Stated problem: Each line that holds the word "title" should be returned.

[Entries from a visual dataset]
________________

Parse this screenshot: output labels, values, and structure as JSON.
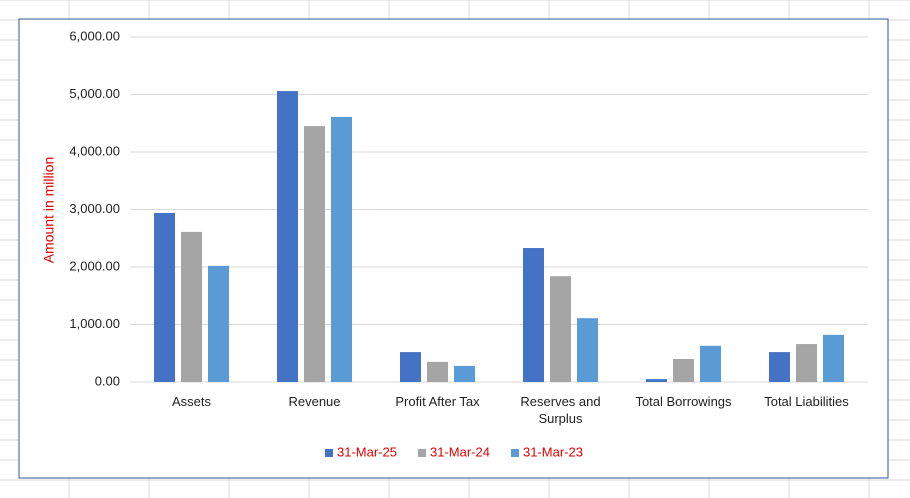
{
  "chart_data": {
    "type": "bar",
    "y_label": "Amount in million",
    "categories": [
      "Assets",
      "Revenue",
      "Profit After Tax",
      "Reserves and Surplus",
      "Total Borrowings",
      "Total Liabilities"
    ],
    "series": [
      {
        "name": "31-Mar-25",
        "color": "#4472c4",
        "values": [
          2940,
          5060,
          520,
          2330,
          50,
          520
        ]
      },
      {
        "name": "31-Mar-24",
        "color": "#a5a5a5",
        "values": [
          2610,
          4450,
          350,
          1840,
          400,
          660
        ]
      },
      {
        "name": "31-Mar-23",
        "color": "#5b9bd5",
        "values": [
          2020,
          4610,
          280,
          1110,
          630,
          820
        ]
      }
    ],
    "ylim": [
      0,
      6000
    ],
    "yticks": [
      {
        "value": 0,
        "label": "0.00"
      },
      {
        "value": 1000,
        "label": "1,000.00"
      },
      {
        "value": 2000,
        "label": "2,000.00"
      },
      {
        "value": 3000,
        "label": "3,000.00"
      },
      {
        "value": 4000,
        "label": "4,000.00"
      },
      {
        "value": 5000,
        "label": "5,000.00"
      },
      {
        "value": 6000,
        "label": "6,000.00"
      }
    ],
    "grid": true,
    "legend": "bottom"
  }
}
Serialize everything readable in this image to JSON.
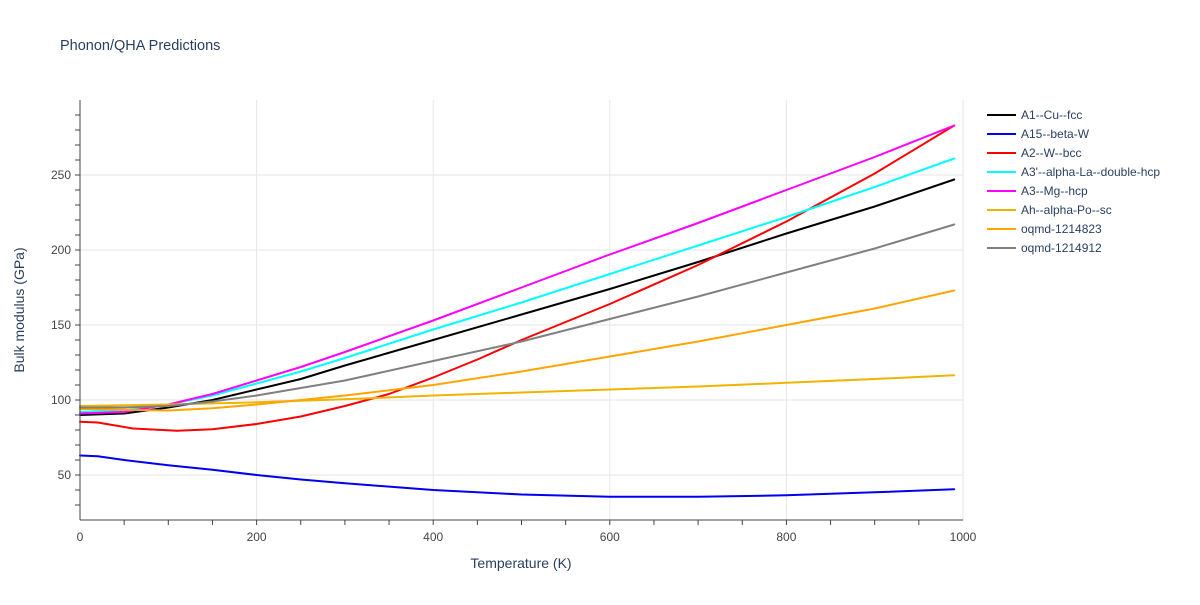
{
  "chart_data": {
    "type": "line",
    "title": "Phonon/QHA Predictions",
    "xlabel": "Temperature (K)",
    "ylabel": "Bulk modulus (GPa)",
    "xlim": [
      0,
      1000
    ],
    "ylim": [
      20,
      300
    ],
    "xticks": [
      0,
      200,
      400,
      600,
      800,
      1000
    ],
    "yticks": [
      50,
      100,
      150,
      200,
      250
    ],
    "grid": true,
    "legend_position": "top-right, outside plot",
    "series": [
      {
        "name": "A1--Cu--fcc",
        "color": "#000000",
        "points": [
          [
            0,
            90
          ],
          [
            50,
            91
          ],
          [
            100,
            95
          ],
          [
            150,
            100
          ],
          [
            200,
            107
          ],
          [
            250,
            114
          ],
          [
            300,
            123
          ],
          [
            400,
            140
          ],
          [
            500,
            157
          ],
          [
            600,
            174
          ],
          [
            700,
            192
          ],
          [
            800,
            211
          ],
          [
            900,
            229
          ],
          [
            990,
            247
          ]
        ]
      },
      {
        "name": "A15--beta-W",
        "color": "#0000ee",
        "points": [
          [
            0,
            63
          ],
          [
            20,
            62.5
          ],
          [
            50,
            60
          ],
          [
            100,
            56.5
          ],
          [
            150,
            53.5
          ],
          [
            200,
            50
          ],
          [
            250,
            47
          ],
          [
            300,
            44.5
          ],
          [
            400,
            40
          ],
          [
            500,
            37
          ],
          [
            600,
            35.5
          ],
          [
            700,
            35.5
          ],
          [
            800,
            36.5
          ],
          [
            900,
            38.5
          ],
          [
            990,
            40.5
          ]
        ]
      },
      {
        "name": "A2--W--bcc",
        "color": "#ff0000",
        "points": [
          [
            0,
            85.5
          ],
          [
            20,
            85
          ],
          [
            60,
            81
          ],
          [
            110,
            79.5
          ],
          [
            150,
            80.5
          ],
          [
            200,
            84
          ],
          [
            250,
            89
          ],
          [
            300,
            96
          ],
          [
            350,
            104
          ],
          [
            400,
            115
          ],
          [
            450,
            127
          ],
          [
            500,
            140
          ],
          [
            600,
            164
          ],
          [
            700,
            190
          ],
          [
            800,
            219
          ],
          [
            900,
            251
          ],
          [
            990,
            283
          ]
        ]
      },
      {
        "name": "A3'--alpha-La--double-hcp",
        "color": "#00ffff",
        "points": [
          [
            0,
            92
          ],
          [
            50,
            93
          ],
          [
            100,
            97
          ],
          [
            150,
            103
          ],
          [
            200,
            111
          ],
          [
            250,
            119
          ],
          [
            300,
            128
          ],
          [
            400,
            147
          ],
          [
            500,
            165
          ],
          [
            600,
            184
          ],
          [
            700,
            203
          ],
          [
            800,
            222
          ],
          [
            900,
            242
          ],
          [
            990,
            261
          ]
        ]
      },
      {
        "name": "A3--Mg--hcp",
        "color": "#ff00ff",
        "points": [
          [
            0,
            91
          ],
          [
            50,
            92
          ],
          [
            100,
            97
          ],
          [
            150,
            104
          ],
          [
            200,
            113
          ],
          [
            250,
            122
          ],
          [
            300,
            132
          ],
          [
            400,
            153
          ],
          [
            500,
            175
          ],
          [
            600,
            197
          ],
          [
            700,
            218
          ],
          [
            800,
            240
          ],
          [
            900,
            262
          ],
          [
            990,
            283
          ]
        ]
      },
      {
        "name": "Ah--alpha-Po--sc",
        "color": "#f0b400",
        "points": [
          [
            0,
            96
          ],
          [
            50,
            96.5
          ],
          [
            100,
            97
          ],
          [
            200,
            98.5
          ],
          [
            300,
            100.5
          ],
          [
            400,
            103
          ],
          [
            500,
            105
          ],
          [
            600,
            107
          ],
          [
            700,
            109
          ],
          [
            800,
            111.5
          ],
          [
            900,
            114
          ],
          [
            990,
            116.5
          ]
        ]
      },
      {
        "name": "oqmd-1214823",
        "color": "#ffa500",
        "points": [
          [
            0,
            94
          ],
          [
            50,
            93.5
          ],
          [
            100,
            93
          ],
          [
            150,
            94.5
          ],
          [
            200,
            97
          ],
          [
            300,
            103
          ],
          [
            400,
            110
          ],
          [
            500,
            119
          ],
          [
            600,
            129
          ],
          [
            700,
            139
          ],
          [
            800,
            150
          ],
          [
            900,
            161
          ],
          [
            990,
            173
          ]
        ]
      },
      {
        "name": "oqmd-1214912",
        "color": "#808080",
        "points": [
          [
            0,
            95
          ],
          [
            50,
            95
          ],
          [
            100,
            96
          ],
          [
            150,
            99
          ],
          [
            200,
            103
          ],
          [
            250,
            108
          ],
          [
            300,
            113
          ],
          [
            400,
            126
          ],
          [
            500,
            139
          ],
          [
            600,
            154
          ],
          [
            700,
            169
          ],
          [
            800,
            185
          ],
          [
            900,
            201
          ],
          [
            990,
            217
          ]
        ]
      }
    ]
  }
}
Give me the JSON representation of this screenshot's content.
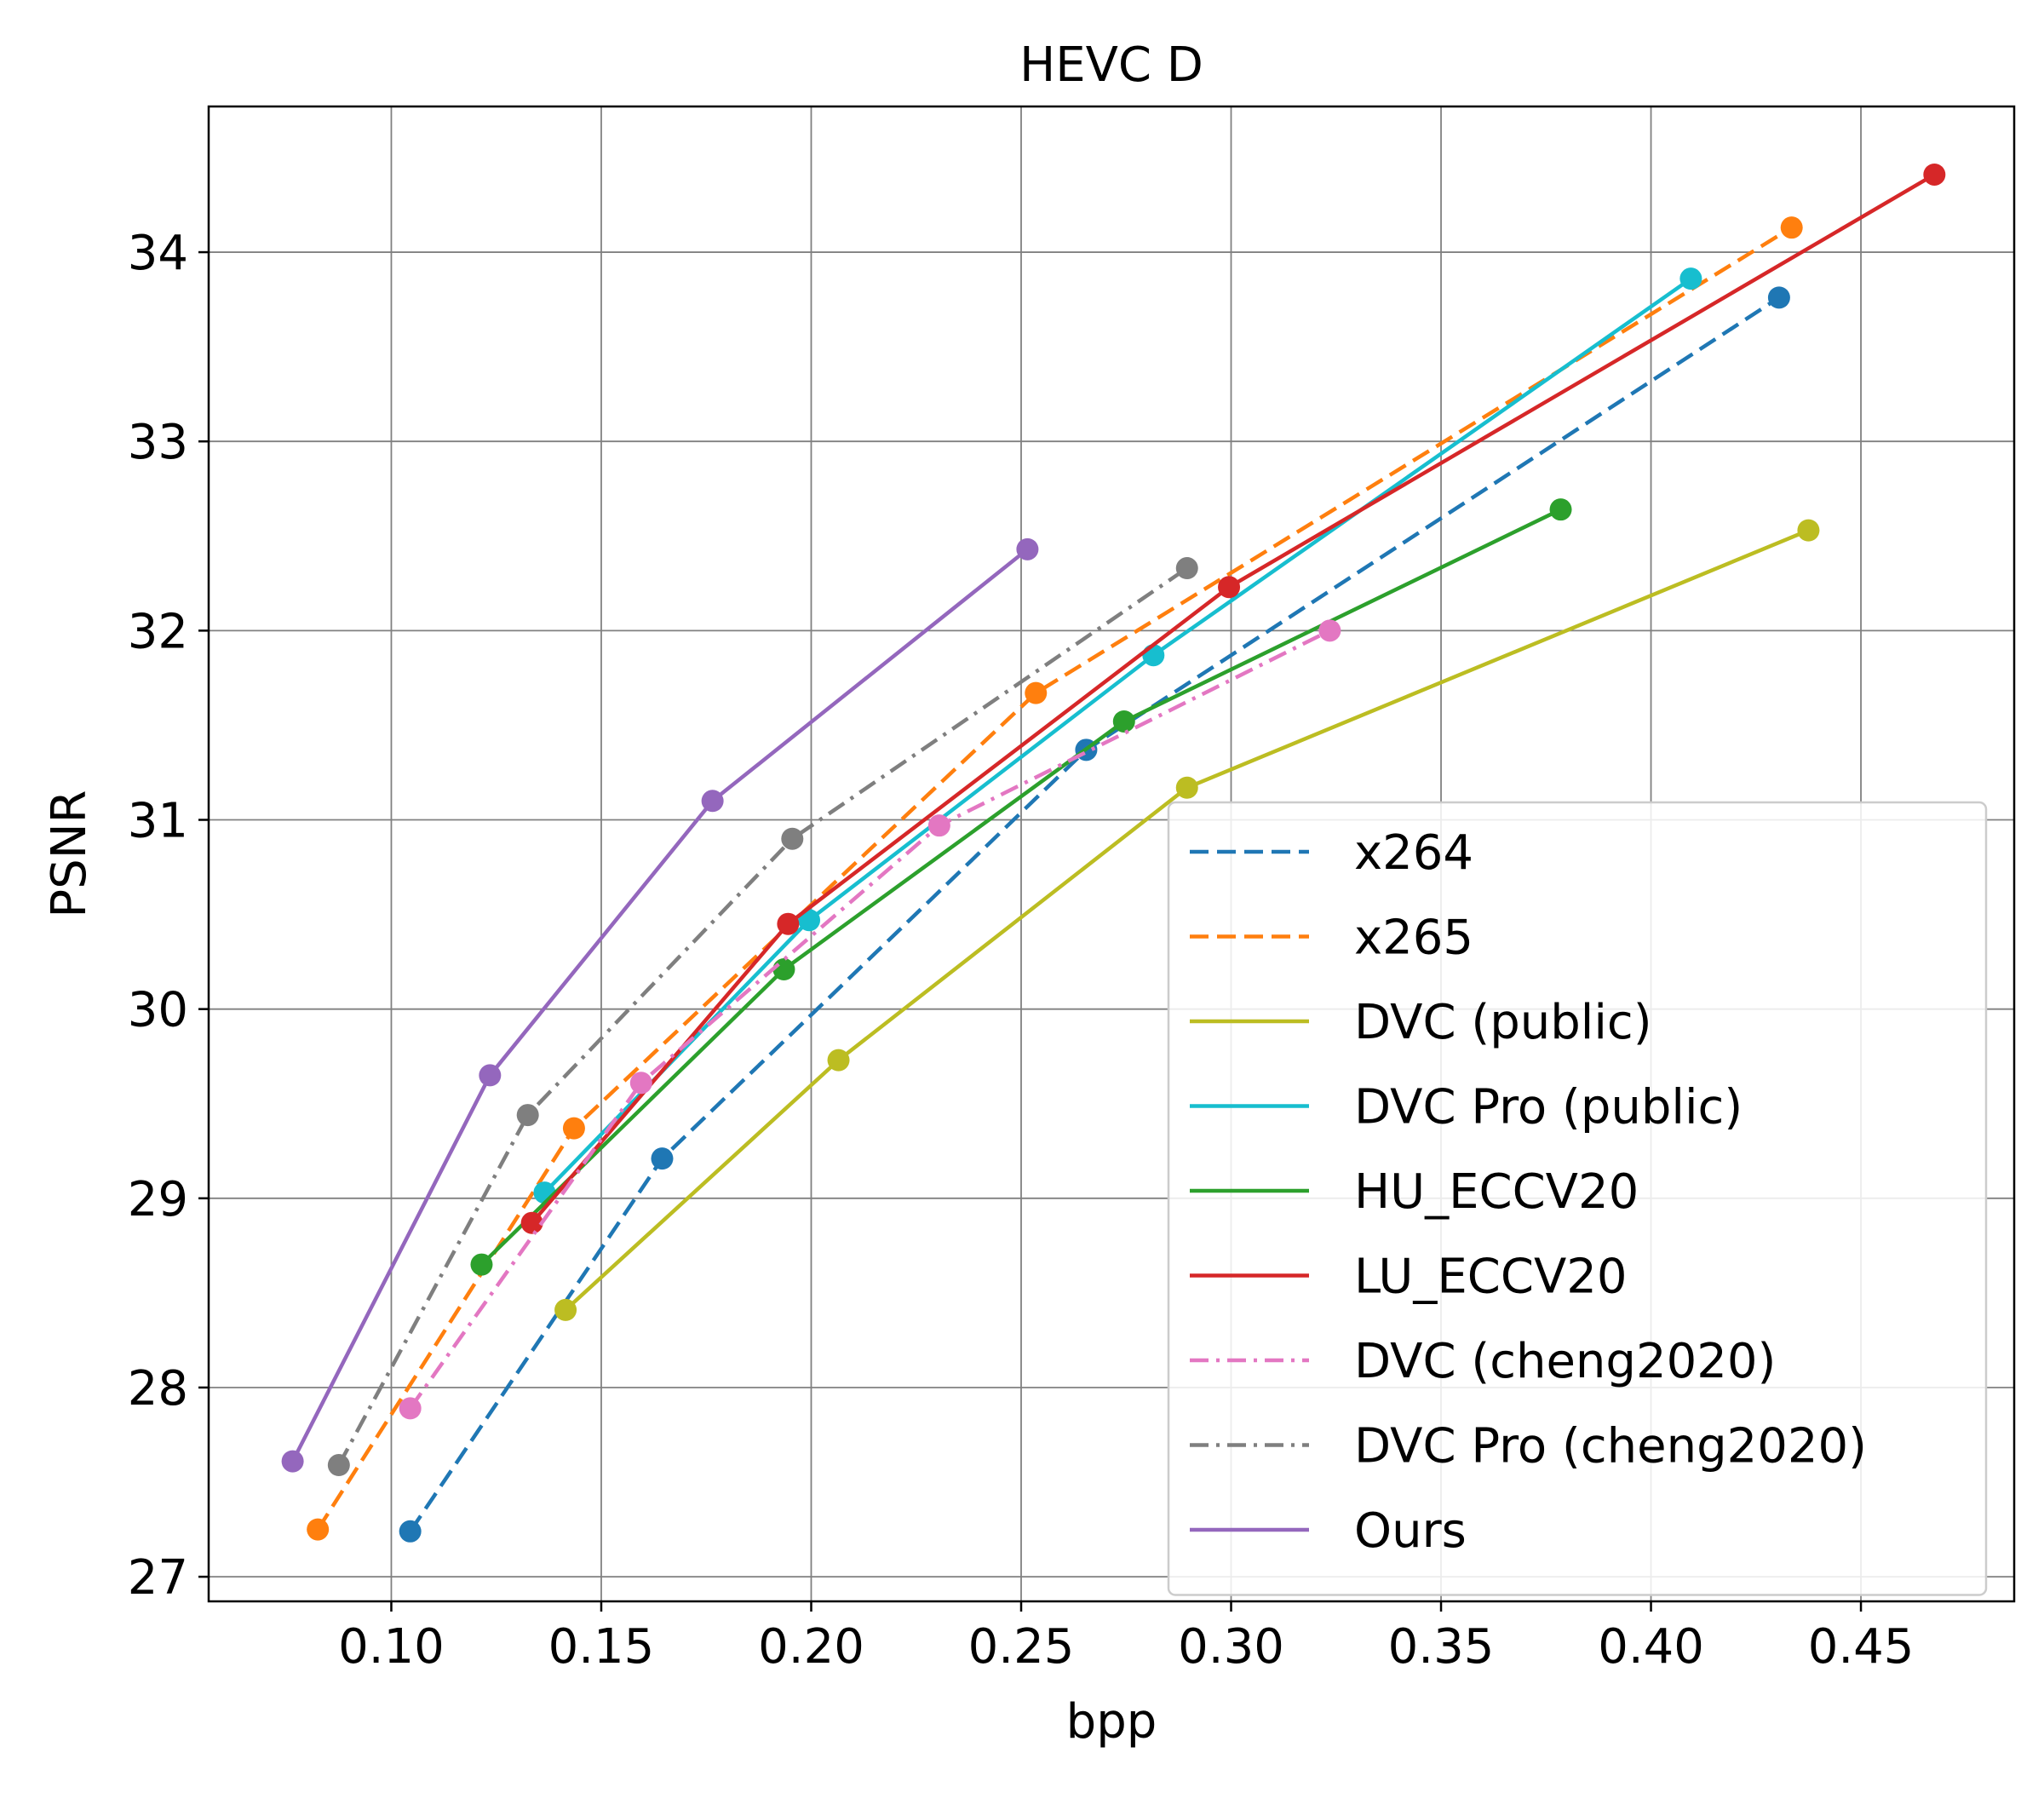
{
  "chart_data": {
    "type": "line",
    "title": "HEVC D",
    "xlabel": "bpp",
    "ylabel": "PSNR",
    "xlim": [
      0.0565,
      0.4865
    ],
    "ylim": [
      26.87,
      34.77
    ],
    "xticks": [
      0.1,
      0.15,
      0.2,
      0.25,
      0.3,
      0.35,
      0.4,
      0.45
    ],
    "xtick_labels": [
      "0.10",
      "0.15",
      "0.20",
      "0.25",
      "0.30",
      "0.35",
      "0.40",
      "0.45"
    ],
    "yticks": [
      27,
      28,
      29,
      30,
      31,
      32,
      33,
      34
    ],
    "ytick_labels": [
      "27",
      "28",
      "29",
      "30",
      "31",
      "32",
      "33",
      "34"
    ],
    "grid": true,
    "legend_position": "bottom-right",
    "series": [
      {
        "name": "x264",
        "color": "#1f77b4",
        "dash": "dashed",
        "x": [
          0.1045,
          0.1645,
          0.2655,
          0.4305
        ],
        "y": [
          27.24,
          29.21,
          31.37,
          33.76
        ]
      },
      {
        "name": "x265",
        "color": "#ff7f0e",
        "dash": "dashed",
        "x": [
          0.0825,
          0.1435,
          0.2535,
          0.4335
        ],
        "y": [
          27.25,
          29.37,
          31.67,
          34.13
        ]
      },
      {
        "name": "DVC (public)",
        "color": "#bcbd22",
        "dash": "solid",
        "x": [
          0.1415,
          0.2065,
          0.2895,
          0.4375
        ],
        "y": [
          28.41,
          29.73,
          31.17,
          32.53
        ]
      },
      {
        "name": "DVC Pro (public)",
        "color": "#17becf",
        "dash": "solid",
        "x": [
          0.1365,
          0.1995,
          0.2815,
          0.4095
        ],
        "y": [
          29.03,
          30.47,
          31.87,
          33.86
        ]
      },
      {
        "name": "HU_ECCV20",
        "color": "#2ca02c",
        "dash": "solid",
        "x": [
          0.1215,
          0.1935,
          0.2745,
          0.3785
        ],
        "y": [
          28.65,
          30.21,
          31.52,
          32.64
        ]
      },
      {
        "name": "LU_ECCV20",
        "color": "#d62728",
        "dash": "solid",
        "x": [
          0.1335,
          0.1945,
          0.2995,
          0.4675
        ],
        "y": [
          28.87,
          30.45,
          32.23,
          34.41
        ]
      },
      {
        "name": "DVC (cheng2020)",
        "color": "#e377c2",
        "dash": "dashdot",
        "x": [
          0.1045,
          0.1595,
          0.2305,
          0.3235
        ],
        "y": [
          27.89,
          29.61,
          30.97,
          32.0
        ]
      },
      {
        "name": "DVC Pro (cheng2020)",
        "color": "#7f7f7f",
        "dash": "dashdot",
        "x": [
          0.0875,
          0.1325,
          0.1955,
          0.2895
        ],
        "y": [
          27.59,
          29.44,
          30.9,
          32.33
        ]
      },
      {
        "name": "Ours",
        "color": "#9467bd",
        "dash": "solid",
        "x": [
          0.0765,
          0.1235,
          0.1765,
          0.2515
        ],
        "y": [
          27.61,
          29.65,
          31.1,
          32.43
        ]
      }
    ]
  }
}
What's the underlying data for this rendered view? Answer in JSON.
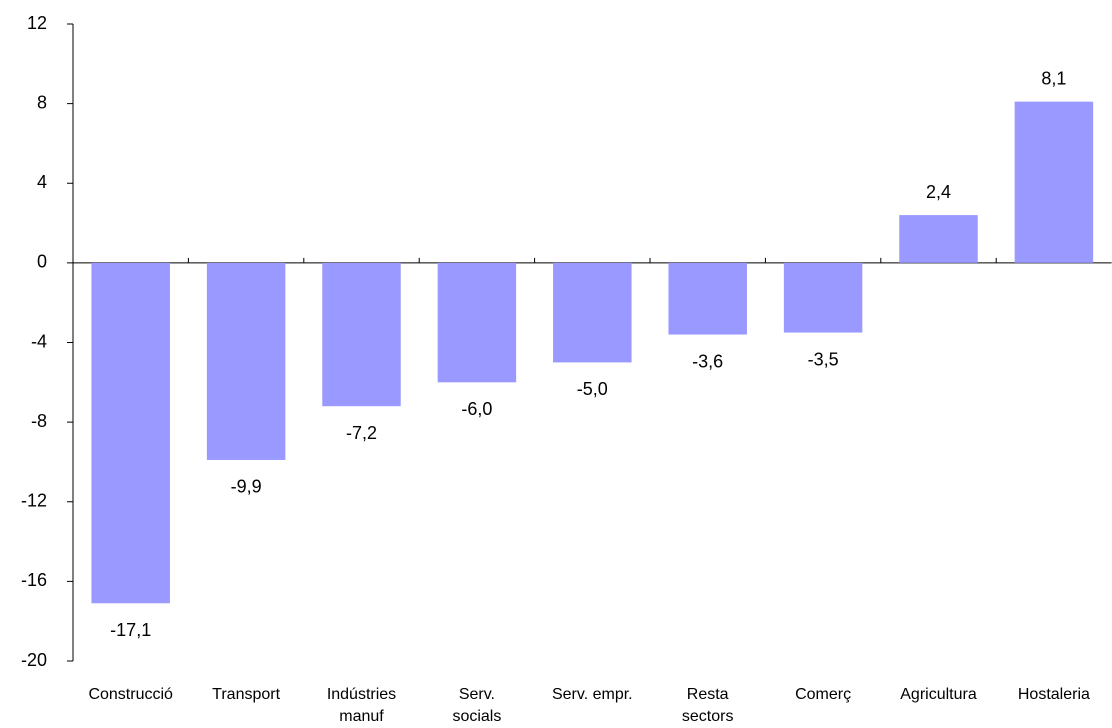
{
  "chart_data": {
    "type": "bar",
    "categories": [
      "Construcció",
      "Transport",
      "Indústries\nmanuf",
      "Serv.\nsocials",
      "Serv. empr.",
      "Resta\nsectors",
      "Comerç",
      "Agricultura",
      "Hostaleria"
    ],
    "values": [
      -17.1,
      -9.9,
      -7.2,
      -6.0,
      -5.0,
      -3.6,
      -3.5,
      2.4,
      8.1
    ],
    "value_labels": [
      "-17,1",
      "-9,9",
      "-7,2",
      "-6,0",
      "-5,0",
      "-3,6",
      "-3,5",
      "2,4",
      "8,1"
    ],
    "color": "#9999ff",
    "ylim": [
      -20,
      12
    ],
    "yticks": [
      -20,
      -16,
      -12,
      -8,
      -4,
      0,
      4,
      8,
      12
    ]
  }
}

________________

Solution for this exercise:
    "title": "Phonon/QHA Predictions",
    "title": "HEVC D",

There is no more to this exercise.